Write out each line beneath this one exactly as it reads.

[Records from a collection of figures]
+++

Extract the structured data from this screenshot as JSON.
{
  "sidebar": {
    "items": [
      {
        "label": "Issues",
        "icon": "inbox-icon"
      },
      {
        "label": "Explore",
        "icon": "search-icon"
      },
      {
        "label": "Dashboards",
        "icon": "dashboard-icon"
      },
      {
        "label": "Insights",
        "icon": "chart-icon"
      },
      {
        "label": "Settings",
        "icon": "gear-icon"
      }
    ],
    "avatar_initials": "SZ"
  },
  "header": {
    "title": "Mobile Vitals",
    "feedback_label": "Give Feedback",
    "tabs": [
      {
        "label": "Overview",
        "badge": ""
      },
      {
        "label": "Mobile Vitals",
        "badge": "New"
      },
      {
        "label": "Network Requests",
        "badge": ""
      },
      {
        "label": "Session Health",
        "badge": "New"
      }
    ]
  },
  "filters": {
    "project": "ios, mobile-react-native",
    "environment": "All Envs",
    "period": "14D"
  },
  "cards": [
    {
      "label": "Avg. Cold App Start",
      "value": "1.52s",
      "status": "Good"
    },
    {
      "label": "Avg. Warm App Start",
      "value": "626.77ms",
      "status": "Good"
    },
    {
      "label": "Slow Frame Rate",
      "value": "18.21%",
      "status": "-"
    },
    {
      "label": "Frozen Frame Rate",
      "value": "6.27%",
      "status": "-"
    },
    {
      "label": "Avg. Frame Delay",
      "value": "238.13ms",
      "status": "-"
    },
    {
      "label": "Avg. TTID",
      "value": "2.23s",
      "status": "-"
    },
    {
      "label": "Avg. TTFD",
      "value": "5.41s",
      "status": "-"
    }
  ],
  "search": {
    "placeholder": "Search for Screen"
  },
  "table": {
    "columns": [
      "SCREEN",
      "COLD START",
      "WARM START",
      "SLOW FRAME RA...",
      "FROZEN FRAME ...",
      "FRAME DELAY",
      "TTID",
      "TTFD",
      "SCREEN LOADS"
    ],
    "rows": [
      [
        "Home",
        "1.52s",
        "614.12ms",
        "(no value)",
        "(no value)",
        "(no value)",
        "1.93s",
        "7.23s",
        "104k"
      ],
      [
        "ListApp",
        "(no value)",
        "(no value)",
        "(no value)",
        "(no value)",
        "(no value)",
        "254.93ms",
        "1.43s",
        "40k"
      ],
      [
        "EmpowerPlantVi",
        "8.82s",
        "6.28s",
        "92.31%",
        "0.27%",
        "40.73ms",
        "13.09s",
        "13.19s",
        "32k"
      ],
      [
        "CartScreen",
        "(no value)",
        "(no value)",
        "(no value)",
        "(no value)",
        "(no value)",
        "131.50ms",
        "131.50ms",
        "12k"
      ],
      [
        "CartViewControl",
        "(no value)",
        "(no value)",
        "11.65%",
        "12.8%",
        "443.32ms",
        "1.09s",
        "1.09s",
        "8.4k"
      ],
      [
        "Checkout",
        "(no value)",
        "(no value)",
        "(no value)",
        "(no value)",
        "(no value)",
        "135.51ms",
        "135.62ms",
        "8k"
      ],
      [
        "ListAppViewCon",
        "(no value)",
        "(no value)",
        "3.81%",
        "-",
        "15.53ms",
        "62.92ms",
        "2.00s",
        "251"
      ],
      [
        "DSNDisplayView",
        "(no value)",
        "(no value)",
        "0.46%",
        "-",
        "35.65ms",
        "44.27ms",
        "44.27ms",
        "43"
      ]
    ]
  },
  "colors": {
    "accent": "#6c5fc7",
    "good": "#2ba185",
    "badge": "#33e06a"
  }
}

+++

| THE RESULT |
Extract the structured data from this screenshot as JSON.
{
  "sidebar": {
    "items": [
      {
        "label": "Issues",
        "icon": "inbox-icon"
      },
      {
        "label": "Explore",
        "icon": "search-icon"
      },
      {
        "label": "Dashboards",
        "icon": "dashboard-icon"
      },
      {
        "label": "Insights",
        "icon": "chart-icon"
      },
      {
        "label": "Settings",
        "icon": "gear-icon"
      }
    ],
    "avatar_initials": "SZ"
  },
  "header": {
    "title": "Mobile Vitals",
    "feedback_label": "Give Feedback",
    "tabs": [
      {
        "label": "Overview",
        "badge": ""
      },
      {
        "label": "Mobile Vitals",
        "badge": "New"
      },
      {
        "label": "Network Requests",
        "badge": ""
      },
      {
        "label": "Session Health",
        "badge": "New"
      }
    ]
  },
  "filters": {
    "project": "ios, mobile-react-native",
    "environment": "All Envs",
    "period": "14D"
  },
  "cards": [
    {
      "label": "Avg. Cold App Start",
      "value": "1.52s",
      "status": "Good"
    },
    {
      "label": "Avg. Warm App Start",
      "value": "626.77ms",
      "status": "Good"
    },
    {
      "label": "Slow Frame Rate",
      "value": "18.21%",
      "status": "-"
    },
    {
      "label": "Frozen Frame Rate",
      "value": "6.27%",
      "status": "-"
    },
    {
      "label": "Avg. Frame Delay",
      "value": "238.13ms",
      "status": "-"
    },
    {
      "label": "Avg. TTID",
      "value": "2.23s",
      "status": "-"
    },
    {
      "label": "Avg. TTFD",
      "value": "5.41s",
      "status": "-"
    }
  ],
  "search": {
    "placeholder": "Search for Screen"
  },
  "table": {
    "columns": [
      "SCREEN",
      "COLD START",
      "WARM START",
      "SLOW FRAME RA...",
      "FROZEN FRAME ...",
      "FRAME DELAY",
      "TTID",
      "TTFD",
      "SCREEN LOADS"
    ],
    "rows": [
      [
        "Home",
        "1.52s",
        "614.12ms",
        "(no value)",
        "(no value)",
        "(no value)",
        "1.93s",
        "7.23s",
        "104k"
      ],
      [
        "ListApp",
        "(no value)",
        "(no value)",
        "(no value)",
        "(no value)",
        "(no value)",
        "254.93ms",
        "1.43s",
        "40k"
      ],
      [
        "EmpowerPlantVi",
        "8.82s",
        "6.28s",
        "92.31%",
        "0.27%",
        "40.73ms",
        "13.09s",
        "13.19s",
        "32k"
      ],
      [
        "CartScreen",
        "(no value)",
        "(no value)",
        "(no value)",
        "(no value)",
        "(no value)",
        "131.50ms",
        "131.50ms",
        "12k"
      ],
      [
        "CartViewControl",
        "(no value)",
        "(no value)",
        "11.65%",
        "12.8%",
        "443.32ms",
        "1.09s",
        "1.09s",
        "8.4k"
      ],
      [
        "Checkout",
        "(no value)",
        "(no value)",
        "(no value)",
        "(no value)",
        "(no value)",
        "135.51ms",
        "135.62ms",
        "8k"
      ],
      [
        "ListAppViewCon",
        "(no value)",
        "(no value)",
        "3.81%",
        "-",
        "15.53ms",
        "62.92ms",
        "2.00s",
        "251"
      ],
      [
        "DSNDisplayView",
        "(no value)",
        "(no value)",
        "0.46%",
        "-",
        "35.65ms",
        "44.27ms",
        "44.27ms",
        "43"
      ]
    ]
  },
  "colors": {
    "accent": "#6c5fc7",
    "good": "#2ba185",
    "badge": "#33e06a"
  }
}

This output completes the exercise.